→ WORK INSTRUCTIONS
Where a line of the data holds the word "contre", copy that line.
DATA SUPPLIED Block Start
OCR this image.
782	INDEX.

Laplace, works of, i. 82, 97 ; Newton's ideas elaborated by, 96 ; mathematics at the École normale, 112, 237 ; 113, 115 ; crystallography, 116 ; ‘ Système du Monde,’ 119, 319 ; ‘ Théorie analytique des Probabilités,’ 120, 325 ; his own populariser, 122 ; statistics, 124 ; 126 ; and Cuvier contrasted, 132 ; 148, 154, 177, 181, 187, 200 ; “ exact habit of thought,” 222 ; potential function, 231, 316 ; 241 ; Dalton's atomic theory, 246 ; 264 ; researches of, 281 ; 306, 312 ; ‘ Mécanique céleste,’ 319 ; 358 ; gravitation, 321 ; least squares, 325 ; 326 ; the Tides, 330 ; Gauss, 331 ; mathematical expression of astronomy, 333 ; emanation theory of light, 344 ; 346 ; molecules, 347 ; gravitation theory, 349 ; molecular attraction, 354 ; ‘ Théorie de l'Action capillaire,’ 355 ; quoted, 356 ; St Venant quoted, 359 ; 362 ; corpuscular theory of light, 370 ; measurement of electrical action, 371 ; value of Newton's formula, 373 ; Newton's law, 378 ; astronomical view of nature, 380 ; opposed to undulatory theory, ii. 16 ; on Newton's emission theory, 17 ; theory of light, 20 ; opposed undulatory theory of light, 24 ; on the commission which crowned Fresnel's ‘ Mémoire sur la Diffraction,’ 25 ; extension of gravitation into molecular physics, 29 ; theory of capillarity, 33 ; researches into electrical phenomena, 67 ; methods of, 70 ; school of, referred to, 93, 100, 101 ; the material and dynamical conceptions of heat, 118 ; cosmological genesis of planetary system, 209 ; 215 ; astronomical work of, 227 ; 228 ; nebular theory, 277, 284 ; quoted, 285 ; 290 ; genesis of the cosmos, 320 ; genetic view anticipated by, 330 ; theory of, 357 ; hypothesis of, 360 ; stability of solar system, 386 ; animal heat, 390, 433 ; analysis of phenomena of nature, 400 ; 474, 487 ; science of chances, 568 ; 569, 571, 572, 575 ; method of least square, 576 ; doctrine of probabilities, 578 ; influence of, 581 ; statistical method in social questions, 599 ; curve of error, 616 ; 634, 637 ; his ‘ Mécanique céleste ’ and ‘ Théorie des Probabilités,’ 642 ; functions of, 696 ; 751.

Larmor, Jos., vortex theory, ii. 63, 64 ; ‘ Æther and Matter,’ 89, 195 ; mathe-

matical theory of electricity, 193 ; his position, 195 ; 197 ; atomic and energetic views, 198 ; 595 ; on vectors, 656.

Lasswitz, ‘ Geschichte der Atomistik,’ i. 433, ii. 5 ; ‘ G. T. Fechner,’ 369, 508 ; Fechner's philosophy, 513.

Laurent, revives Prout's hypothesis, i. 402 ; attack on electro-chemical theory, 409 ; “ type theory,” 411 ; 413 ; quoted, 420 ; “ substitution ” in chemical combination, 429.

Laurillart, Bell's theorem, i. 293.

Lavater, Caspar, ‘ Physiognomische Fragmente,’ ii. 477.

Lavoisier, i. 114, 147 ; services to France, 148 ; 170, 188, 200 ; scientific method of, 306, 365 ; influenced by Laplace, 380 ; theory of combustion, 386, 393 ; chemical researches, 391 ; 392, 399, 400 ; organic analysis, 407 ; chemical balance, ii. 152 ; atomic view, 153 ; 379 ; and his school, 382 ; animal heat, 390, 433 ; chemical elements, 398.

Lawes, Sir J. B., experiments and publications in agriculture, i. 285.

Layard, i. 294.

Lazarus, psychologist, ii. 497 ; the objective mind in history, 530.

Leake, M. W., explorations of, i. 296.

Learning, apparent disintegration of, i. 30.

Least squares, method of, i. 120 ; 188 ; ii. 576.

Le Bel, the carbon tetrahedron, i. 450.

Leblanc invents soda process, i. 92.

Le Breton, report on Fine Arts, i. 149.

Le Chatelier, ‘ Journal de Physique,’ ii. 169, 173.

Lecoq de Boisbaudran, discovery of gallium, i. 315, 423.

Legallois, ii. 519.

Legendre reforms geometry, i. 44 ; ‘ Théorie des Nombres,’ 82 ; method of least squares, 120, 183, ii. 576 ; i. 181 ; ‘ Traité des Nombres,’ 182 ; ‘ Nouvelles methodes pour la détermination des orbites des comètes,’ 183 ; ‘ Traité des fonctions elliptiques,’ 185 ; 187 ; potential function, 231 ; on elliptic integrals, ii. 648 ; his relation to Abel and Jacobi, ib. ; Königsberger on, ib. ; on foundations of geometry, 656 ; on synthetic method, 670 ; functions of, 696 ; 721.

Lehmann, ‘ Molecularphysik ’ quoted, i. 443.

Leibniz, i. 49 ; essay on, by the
DATA SUPPLIED Block End
DATA SUPPLIED Block Start
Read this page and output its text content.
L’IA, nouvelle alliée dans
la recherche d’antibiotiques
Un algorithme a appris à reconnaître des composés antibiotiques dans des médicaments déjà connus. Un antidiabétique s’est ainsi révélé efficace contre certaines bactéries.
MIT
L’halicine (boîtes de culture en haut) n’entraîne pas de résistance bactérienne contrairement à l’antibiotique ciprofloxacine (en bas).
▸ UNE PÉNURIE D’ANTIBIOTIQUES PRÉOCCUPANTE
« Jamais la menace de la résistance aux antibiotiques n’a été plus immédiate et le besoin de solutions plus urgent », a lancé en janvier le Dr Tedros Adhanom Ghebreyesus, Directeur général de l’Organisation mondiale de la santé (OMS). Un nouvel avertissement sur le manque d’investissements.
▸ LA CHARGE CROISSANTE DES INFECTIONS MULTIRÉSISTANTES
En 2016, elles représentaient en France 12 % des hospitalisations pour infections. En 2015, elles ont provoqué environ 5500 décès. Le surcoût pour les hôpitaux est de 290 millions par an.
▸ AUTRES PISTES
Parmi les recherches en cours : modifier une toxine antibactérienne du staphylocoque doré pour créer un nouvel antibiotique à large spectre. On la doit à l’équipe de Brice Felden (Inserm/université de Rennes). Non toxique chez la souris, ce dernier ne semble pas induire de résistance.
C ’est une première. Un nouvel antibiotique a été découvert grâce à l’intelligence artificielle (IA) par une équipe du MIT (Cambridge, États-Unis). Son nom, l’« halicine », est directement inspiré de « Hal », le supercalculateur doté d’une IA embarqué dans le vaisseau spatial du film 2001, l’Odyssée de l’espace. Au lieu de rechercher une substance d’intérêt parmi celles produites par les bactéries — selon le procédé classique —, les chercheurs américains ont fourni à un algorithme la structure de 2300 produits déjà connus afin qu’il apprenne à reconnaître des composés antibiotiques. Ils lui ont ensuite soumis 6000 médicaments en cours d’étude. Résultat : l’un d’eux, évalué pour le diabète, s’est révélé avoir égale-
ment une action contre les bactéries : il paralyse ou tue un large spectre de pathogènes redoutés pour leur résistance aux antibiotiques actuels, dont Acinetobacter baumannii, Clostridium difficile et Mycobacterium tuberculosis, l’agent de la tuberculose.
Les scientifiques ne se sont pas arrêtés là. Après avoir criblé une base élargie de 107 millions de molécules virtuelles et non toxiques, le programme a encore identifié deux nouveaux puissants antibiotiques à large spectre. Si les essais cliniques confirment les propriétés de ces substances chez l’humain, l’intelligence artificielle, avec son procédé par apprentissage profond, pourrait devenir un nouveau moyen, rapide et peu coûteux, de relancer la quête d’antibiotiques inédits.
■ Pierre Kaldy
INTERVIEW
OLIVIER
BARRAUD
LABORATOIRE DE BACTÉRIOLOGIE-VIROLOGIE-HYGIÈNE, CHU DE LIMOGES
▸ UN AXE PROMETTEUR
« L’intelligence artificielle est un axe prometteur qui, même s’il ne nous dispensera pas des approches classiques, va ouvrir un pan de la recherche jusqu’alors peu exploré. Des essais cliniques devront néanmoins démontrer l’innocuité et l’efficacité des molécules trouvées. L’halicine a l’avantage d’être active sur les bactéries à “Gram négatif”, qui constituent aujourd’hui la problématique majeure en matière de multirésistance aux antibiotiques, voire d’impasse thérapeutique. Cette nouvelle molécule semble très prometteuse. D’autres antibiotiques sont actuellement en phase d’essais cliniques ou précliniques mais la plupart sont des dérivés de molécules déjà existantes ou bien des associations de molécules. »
DATA SUPPLIED Block End
→ FINISHED EXERCISE
Un algorithme a appris à reconnaître des composés antibiotiques dans des médicaments déjà connus. Un antidiabétique s’est ainsi révélé efficace contre certaines bactéries.
ment une action contre les bactéries : il paralyse ou tue un large spectre de pathogènes redoutés pour leur résistance aux antibiotiques actuels, dont Acinetobacter baumannii, Clostridium difficile et Mycobacterium tuberculosis, l’agent de la tuberculose.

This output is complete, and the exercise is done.